• DIRECTIVE
Give the number of lines in this listing that contain "binary", with no other words.

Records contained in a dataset
────────
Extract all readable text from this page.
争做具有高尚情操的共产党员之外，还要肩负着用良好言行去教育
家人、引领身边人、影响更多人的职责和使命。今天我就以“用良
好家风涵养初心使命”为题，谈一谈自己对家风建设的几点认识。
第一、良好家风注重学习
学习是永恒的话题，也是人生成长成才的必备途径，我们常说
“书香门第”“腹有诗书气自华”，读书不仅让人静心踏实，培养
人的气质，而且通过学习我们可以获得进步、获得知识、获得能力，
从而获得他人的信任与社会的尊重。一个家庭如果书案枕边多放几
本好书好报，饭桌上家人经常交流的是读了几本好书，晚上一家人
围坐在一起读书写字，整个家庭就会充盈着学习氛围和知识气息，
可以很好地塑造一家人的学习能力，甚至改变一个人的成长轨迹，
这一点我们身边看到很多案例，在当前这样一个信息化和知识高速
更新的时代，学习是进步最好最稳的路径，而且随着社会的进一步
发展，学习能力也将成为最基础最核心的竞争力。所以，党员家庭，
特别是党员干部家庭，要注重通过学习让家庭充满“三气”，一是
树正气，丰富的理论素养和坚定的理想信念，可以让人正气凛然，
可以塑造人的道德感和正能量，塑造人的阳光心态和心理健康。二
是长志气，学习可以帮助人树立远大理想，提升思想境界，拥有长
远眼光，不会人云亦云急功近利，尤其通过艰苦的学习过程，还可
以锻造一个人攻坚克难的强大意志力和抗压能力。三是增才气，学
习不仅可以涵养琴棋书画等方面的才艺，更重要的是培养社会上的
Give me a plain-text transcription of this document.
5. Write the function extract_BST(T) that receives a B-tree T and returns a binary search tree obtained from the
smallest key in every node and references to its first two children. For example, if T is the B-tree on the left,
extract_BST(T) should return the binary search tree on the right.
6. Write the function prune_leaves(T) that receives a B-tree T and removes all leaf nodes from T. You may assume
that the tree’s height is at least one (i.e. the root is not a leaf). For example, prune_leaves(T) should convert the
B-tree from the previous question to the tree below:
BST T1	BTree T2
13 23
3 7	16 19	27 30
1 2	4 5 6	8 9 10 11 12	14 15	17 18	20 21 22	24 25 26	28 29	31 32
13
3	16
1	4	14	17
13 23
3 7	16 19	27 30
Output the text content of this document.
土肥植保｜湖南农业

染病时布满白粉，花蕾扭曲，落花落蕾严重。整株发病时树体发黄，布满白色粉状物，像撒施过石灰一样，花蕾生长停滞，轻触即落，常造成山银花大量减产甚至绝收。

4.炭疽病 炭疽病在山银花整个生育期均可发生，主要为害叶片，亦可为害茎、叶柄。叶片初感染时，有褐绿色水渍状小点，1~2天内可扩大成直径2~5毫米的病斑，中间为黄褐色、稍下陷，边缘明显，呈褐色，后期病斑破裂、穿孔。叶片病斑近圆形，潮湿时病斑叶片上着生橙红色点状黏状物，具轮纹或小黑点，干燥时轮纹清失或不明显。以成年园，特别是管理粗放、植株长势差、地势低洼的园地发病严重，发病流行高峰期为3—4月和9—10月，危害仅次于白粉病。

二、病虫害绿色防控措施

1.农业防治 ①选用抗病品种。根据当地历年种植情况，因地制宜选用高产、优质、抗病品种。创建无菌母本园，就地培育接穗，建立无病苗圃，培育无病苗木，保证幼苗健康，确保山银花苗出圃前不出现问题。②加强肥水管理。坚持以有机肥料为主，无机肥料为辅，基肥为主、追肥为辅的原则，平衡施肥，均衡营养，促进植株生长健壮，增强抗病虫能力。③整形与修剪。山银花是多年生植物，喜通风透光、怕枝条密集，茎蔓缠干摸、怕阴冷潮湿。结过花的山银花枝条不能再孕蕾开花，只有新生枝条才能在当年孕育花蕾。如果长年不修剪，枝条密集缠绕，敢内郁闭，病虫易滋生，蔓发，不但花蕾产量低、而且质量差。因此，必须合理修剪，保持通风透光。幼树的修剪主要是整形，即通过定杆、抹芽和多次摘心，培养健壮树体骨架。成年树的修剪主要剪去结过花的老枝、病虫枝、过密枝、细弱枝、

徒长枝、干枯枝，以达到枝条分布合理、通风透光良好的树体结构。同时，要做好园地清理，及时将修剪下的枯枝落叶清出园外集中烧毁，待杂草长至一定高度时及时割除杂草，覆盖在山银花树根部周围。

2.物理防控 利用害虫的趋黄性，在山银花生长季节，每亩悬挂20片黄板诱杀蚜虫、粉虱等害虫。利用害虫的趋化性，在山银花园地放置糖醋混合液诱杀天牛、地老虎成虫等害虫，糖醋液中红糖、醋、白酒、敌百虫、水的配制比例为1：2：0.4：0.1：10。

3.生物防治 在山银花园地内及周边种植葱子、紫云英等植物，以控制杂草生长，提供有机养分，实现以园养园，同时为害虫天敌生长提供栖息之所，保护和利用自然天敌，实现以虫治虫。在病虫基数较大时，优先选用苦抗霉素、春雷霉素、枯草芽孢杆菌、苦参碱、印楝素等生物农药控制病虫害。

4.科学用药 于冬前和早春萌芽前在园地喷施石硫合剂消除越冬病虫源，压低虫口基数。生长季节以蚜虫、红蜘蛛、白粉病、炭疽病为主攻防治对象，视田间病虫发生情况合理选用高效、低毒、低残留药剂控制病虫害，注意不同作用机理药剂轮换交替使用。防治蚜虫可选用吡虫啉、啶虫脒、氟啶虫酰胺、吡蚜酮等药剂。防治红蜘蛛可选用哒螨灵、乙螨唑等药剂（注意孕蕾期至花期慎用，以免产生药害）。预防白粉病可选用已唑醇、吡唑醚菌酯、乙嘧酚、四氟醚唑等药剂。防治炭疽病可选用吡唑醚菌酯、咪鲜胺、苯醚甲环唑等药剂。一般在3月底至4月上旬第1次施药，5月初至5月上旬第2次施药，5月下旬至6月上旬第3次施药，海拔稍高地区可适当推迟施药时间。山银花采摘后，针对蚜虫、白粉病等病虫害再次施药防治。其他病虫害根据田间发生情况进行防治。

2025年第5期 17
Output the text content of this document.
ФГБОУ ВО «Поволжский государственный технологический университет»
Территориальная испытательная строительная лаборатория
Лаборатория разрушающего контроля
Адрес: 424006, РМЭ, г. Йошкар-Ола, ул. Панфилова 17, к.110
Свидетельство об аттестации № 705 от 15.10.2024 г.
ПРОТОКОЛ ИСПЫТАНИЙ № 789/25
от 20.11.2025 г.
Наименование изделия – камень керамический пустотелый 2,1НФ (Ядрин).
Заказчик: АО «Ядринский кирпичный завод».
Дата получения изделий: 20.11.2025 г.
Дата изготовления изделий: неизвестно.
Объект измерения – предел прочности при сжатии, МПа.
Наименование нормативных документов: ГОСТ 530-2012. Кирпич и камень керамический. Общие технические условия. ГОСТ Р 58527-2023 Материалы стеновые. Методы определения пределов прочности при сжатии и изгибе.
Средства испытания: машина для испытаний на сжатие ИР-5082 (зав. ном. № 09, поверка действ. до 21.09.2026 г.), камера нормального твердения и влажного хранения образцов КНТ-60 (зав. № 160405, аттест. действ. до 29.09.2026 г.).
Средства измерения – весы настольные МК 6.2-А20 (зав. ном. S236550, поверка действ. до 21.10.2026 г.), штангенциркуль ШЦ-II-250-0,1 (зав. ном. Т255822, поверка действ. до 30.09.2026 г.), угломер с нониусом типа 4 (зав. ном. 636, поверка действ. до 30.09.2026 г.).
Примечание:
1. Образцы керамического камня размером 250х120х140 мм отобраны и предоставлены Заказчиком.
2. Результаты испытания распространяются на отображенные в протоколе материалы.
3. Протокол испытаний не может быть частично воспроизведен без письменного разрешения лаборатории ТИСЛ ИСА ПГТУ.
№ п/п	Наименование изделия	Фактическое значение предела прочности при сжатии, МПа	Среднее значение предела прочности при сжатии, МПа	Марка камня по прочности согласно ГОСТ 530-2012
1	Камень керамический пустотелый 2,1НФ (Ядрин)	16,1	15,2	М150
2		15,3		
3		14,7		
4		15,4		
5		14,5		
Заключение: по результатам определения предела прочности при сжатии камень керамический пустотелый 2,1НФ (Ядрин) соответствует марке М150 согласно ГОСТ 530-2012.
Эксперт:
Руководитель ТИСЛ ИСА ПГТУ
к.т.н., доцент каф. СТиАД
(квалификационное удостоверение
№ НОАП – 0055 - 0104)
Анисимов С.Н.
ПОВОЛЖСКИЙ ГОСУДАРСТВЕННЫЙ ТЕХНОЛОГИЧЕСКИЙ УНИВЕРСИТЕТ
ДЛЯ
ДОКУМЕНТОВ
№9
────────
• EXPECTED OUTPUT
2